Directions:
[a] For the excerpt on the IBTM topic model below, decide whether each statement agrees with it: (i) In the image and segmented image setting, the natural images serve as the first view. (ii) The order of the views has no impact on the model. (iii) The paper used variational inference in a batch manner. Answer yes or no for each and quote the words of the text that decide it.
[b] Reproduce word for word the part of the excerpt on the IBTM topic model that runs from "5 Conclusion" up to and including "different experimental scenarios.".
[c] In the excerpt on the IBTM topic model, how many topics did IBTM use when it reached 95.86% using only natural images?

Figure 9 visualizes the image distribution in the different topic representations, where the shared topic representation separates images from different classes better than the private ones. Table 3 summarizes the classification performance for this dataset. There “II IBTM 15” shows the result of IBTM using only natural images, which obtains the highest performance \(95.86\,\%\) in this uni-modality setting with only 15 topics.

Table 3. The performance comparison with the Leeds Butterfly dataset. “II” shows the prediction performance for the paired image setting (Image-Image) for IBTM and only images for SWB. “IS” shows the prediction performance for the image and its segmentation image setting. In this setting, “1V” means that only images are available (1 view testing) and “2V” means that both images and segmentations are available (2 view testing). “IS SWB” shows the performance of using SWB with concatenated words from images and segmentations.
Fig. 12.
figure 12

Visualization of the shared topic representation (\(\theta \)) and private topic representations (\(\kappa \) and \(\nu \)) for experiments on the Leeds Butterfly dataset using images paired with their segmentation masks. The documents of different classes are colored differently and the plots show the first three principal components after applying PCA on the per document topic distributions for all the training data (a) \(\theta \), Shared (b) \(\kappa \), Private (c) \(\nu \), Private (Color figure online)

4.2.2.2 Image and Segmented Image.

In this experimental setting, natural images and segmented images are used as two different views for training to demonstrate the multi-modality scenario. The segmented images are used as the first view and the natural images are used as the second view. Since the model is symmetric, the order of the views has no impact on the model. Figure 11 shows the histogram of the partition parameter. It is apparent that the partition parameters of the segmented images are more concentrated around the large values. Thus, the model has learned that the segmented images contain more relevant information. This is consistent with human intuition. Figure 12 shows the topic distribution using shared and private latent representations where the shared topic representations for different classes are naturally separated. Classification performance is summarized in Table 3. SWB performs better with this dataset than with the LabelMe dataset. The reason for this is probably that the visual words here are less noisy than in LabelMe. “IS IBTM15” denotes the performance of testing with only natural images and “IS IBTM15” shows the performance of testing with both natural images and their segmentation. We can see that IBTM performs better than other methods even if only natural images are available for testing. With the segmentation, the performance is almost ideal.

5 Conclusion

In this paper, we proposed a different variant of the topic model IBTM with a factored latent representation. It is able to model shared information and private information using different views which has been proven to be beneficial for different computer vision tasks. Experimental results show that IBTM can effectively encode the task-relevant information. Using this representation, the state-of-the-art results are achieved in different experimental scenarios.

In this paper, the focus lay on exploring the concept of factorized representations and the experiments were centered around two view scenarios. In future work, we plan to evaluate the performance of IBTM by using any number of views and in different scenarios such as cue-integration. In the end, efficient inference algorithms are the key for probabilistic graphic models in general. In this paper, we used variational inference in a batch manner. In the future, more efficient and robust inference algorithms [29, 30] can be explored.

Given information:
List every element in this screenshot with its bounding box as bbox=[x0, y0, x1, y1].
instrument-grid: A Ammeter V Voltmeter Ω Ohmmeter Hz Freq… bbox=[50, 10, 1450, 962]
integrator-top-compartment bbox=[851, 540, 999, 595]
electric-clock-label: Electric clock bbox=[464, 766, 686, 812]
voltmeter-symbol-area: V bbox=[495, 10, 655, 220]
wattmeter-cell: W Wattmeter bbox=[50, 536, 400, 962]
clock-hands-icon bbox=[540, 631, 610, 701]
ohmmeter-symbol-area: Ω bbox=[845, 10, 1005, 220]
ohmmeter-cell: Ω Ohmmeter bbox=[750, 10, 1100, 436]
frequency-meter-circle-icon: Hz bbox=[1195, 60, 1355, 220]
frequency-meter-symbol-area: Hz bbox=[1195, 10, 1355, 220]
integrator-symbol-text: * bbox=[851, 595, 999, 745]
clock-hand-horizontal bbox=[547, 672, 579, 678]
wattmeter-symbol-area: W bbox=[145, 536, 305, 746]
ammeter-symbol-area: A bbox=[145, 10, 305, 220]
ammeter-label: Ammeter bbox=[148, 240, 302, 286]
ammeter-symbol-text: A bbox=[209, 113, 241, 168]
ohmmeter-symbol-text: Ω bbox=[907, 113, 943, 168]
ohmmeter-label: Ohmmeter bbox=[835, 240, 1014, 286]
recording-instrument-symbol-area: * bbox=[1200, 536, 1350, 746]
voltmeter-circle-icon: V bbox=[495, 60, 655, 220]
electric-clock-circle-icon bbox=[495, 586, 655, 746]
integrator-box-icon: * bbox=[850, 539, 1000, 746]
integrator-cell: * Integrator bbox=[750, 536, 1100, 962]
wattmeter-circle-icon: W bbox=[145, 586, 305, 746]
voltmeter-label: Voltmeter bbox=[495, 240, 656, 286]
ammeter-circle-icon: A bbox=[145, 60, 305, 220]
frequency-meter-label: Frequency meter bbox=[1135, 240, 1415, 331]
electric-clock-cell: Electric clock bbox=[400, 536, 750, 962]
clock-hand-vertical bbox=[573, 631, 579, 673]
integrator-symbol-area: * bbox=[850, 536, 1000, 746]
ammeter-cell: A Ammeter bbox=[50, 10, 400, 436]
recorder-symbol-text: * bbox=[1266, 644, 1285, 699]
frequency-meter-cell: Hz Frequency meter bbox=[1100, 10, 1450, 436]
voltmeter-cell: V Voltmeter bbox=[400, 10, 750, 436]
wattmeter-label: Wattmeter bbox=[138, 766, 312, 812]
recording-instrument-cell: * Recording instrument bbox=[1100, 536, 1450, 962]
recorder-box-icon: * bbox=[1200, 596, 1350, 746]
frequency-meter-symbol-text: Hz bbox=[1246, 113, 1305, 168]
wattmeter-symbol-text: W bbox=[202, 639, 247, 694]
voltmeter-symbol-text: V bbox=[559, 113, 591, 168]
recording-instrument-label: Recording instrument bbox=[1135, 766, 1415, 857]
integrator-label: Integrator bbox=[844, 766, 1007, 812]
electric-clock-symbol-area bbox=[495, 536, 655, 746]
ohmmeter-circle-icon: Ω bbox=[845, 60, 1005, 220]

Answers in order:
[a]
(i) No: "The segmented images are used as the first view and the natural images are used as the second view."
(ii) Yes: "Since the model is symmetric, the order of the views has no impact on the model."
(iii) Yes: "In this paper, we used variational inference in a batch manner."

[b]
5 Conclusion

In this paper, we proposed a different variant of the topic model IBTM with a factored latent representation. It is able to model shared information and private information using different views which has been proven to be beneficial for different computer vision tasks. Experimental results show that IBTM can effectively encode the task-relevant information. Using this representation, the state-of-the-art results are achieved in different experimental scenarios.

[c] 15 topics.